[[ Passage, beginning ]]

Tuesday, August 18, 2009

Strasburg signs, now the disappointment comes

The Washington Nationals signed ace pitcher Stephen Strasburg to a $15.1 million deal at the draft deadline Monday. Now, they have to keep their fingers crossed. He is almost sure to disappoint, that is, if history keeps pace.

Thomas Boswell points out in his column:

Since 1965, when the draft began, only one pitcher taken in the top 18 spots in the first round has ever won 200 or more games (Kevin Brown). All-time greats? There's not one out of more than 300 such selections. Based on the history of high picks, Strasburg should be viewed as having a good chance to become a very good pitcher. But not more. No pitcher taken in the first four overall picks has ever won a Cy Young Award or made more than two all-star teams. Worst of all, major health concerns, such as the elbow surgery that top Nats prospect Jordan Zimmermann now needs, demonstrate the fragility of pitchers,

Mark Prior's name came up during the negotiations but that was a mistake. Prior was a bust, ravaged up by injuries. It was a waste of the $10.5 million deal he signed in 2001.

Today, Washington players and fans can celebrate the Strasburg signing. The organization has a pitcher who might be something special. History says no, but one can always hope.

[[ Passage, end ]]
[[ Source material, beginning ]]

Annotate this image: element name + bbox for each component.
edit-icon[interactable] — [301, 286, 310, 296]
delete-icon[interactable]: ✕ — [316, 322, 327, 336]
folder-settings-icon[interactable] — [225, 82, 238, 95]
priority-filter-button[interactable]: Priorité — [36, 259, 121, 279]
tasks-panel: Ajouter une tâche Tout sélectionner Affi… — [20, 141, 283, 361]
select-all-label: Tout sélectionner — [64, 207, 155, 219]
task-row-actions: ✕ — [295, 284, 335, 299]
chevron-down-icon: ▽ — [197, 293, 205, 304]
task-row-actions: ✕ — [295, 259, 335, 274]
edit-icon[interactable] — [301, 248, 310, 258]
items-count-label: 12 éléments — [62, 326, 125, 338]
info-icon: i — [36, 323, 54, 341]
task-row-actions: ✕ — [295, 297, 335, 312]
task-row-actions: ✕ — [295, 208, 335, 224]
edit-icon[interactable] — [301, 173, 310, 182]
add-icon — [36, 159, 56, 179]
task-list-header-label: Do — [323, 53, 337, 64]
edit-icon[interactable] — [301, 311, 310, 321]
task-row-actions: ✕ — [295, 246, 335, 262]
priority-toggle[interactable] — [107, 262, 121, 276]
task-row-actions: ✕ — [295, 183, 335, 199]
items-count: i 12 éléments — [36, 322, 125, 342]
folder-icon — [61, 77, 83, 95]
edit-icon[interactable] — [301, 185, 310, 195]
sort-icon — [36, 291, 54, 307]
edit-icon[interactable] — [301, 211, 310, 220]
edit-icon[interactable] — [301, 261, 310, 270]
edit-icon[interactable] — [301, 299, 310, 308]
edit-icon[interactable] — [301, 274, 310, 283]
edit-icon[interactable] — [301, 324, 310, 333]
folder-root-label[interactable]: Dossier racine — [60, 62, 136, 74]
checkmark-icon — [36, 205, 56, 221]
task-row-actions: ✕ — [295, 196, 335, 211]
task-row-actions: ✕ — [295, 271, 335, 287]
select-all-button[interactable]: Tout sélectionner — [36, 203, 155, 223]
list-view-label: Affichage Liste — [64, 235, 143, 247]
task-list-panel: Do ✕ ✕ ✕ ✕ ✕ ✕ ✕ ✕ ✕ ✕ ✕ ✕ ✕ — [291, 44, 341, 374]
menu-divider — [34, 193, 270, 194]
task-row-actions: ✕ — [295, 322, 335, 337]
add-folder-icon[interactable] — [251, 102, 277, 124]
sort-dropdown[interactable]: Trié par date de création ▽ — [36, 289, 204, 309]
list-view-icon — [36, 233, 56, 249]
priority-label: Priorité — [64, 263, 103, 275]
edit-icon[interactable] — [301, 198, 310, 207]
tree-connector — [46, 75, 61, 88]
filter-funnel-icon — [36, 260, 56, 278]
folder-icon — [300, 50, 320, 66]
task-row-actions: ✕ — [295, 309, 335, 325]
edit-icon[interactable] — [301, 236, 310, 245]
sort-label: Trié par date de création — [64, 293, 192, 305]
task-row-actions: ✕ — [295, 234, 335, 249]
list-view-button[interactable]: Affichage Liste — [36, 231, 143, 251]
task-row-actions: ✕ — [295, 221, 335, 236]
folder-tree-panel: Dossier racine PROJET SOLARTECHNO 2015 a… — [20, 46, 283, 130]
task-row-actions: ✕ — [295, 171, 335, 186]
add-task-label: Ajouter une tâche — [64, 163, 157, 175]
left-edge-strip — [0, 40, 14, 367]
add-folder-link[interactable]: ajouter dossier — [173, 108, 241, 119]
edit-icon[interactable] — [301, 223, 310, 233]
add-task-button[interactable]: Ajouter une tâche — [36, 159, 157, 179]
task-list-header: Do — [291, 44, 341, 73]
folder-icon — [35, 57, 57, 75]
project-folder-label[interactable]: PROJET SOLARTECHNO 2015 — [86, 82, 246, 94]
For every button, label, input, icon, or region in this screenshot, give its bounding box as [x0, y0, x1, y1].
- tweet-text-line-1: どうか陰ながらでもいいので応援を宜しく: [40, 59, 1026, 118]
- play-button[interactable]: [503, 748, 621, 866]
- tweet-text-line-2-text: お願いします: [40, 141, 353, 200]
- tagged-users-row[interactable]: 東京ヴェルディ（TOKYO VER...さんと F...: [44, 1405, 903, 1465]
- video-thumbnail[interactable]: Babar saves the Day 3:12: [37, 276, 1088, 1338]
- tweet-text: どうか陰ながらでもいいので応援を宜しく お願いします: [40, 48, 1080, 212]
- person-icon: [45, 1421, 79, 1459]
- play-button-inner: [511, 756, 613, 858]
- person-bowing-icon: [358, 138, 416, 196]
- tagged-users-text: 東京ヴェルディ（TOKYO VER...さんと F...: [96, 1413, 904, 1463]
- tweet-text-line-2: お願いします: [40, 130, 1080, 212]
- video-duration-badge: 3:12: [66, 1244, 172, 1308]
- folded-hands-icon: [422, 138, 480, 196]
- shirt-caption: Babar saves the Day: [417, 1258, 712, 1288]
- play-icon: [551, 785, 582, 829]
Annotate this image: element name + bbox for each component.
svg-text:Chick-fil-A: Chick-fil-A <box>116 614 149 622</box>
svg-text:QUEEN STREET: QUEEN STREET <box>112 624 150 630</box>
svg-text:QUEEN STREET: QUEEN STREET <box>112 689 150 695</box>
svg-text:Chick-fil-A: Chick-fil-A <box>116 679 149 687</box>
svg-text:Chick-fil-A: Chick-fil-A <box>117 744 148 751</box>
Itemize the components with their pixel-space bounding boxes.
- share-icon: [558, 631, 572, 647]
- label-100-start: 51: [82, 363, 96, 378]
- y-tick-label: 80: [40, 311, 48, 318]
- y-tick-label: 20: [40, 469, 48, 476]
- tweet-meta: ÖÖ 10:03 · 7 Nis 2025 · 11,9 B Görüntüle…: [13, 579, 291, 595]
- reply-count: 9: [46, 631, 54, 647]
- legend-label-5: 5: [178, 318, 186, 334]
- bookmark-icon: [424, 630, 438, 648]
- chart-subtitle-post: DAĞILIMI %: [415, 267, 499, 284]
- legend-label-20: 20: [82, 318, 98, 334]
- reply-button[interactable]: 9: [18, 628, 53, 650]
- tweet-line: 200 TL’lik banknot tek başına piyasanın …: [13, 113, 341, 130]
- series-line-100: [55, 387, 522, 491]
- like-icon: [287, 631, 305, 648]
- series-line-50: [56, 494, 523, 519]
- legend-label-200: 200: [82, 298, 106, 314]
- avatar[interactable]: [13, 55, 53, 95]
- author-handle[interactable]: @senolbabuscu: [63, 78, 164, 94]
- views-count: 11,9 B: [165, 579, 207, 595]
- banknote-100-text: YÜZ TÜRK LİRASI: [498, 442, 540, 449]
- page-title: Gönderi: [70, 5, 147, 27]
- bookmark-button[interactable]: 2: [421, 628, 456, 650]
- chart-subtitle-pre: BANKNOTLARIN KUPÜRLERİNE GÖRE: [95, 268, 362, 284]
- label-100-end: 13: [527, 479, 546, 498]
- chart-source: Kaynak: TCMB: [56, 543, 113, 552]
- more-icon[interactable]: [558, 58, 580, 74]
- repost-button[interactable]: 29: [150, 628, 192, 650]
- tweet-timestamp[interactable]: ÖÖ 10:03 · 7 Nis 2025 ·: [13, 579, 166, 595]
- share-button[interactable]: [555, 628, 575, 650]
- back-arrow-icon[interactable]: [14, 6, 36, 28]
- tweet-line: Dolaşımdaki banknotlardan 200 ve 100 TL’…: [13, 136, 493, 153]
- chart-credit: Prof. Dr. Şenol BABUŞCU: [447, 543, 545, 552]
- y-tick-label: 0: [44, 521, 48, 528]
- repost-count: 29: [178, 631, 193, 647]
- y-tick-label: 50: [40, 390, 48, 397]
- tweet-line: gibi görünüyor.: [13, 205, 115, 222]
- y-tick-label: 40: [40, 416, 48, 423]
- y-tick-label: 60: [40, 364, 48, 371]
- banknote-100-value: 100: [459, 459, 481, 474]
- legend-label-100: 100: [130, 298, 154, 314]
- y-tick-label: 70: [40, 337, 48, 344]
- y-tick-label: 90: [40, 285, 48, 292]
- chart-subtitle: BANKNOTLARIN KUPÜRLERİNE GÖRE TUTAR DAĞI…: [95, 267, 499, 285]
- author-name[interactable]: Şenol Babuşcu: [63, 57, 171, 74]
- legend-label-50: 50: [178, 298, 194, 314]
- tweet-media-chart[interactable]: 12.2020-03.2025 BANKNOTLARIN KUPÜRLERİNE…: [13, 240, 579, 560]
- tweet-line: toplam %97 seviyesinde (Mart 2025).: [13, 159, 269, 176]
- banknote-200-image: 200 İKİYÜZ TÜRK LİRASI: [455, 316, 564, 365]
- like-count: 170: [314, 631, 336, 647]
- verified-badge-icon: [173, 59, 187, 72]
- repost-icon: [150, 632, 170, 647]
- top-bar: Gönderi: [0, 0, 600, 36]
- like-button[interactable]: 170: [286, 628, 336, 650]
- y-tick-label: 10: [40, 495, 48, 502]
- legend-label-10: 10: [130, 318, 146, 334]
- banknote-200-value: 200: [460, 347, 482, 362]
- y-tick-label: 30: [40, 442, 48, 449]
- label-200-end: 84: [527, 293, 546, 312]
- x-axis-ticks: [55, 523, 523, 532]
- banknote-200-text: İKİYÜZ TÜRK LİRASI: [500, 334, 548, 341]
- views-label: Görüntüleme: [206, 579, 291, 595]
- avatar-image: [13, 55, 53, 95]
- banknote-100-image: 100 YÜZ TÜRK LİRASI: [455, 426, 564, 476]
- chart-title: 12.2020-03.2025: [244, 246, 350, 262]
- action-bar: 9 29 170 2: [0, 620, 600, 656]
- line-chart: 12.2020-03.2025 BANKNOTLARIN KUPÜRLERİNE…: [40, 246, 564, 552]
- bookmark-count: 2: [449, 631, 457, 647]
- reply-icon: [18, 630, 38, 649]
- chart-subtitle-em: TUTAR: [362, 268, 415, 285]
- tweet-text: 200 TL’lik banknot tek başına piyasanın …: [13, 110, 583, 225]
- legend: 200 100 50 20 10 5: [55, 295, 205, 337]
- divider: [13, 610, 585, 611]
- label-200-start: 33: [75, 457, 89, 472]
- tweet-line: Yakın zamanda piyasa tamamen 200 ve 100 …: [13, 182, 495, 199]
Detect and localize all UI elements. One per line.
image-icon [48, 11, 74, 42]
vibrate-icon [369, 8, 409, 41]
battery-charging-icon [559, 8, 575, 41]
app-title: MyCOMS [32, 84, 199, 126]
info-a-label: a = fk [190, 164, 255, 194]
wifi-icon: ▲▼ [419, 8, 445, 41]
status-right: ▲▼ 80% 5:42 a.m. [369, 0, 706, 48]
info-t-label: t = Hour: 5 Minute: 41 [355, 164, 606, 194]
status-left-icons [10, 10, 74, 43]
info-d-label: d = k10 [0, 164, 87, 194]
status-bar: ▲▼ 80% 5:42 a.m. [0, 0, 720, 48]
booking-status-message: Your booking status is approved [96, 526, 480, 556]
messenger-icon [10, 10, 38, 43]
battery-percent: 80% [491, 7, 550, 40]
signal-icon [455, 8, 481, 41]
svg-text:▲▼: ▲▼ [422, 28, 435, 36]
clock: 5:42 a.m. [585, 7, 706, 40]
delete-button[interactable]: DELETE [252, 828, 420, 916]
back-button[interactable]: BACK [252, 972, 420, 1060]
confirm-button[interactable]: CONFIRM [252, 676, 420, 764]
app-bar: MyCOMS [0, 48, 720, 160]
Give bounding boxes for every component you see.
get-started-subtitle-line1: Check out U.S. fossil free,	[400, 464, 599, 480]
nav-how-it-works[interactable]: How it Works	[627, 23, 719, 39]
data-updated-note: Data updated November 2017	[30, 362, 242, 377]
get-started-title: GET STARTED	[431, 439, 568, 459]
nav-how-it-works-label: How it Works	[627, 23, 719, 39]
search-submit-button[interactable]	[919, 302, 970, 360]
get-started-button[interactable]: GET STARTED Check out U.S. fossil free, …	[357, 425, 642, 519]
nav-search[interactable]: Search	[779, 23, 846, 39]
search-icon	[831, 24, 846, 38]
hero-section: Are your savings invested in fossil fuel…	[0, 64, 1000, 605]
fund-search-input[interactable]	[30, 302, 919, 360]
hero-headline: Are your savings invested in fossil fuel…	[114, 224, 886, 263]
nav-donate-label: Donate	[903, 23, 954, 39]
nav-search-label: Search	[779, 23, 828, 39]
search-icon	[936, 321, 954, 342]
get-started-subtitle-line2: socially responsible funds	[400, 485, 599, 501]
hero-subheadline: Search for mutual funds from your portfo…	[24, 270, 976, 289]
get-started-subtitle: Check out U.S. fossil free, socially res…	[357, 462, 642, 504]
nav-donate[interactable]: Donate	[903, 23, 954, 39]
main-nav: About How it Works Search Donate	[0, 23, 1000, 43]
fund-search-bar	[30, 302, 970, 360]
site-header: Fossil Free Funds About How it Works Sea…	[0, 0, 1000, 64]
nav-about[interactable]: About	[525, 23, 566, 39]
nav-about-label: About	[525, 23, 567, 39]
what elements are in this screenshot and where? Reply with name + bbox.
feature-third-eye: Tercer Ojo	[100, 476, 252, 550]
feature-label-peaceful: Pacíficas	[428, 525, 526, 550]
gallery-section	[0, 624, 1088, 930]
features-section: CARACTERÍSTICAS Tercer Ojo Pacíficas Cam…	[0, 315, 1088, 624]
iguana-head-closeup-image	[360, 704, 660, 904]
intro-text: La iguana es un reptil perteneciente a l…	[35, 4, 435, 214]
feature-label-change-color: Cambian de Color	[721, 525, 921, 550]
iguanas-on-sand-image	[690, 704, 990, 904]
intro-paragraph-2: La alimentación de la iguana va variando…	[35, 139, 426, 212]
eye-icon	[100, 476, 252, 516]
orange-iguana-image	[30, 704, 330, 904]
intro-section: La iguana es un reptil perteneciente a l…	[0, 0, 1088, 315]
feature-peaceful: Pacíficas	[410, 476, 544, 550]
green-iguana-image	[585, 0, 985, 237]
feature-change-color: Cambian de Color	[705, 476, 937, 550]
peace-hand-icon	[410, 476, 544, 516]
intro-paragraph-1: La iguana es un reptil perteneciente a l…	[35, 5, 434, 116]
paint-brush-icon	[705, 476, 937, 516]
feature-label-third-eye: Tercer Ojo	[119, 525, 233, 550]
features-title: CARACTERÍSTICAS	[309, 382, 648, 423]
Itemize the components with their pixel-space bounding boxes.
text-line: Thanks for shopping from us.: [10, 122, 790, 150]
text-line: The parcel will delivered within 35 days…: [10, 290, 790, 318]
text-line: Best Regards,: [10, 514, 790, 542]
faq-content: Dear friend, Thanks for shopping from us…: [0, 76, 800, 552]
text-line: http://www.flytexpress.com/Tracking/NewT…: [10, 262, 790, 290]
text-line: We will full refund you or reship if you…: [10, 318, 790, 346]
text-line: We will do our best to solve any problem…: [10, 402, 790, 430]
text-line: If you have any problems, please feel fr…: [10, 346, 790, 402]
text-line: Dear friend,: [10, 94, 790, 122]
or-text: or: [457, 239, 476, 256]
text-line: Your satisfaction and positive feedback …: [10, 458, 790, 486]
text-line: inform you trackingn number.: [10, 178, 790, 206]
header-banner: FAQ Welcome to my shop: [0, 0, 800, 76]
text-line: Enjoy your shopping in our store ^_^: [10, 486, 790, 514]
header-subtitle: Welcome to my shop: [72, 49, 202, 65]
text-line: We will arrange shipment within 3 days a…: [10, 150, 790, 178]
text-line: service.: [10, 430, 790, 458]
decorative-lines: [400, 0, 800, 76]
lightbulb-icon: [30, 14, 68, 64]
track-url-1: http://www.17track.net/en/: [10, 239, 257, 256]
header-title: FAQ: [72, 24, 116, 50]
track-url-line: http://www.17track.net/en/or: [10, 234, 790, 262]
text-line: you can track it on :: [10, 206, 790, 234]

[[ Source material, end ]]

> [Exercise A]
Answer these questions about the post on the Stephen Strasburg signing.
(i) How much was the deal Strasburg signed with the Washington Nationals?
(ii) Which pitcher taken in the top 18 spots of the first round since 1965 has won 200 or more games?
(iii) What deal did Mark Prior sign, and in what year?
> [Exercise B]
Write the next part of the post on the Stephen Strasburg signing, picking up after its final sentence.

> [Written reply A]
(i) $15.1 million
(ii) Kevin Brown
(iii) A $10.5 million deal, signed in 2001

> [Written reply B]
BTW, the threats of Strasburg not signing and sitting out the season were bogus. When Washington announced an offer past Prior's $10.5 million, Strasburg had to sign. Had he turned down the offer, it would have been one of the most stupid economic decisions in the history of America.


Because he had nowhere else to go. Forget the Independent leagues, forget Japan. Strasburg would have lost millions and would have awoken every day knowing an injury would make that money go away.

Also, Washington couldn't take Strasburg next year, unless he agreed to be drafted the Nats. So either Kansas City, Pittsburgh or San Diego would have probably drafted him. The Lerner family, which owns the Nats, is one of baseball's wealthiest and can afford to gamble on this deal. The other teams could not.

Whatever team drafted Strasburg next year would have a huge negotiating advantage. He could sit out a second season but now he would possibly be losing money - tens of millions - when he hit free agency in his early 30s instead of late 20s. He would have had no other option, except accepting the deal.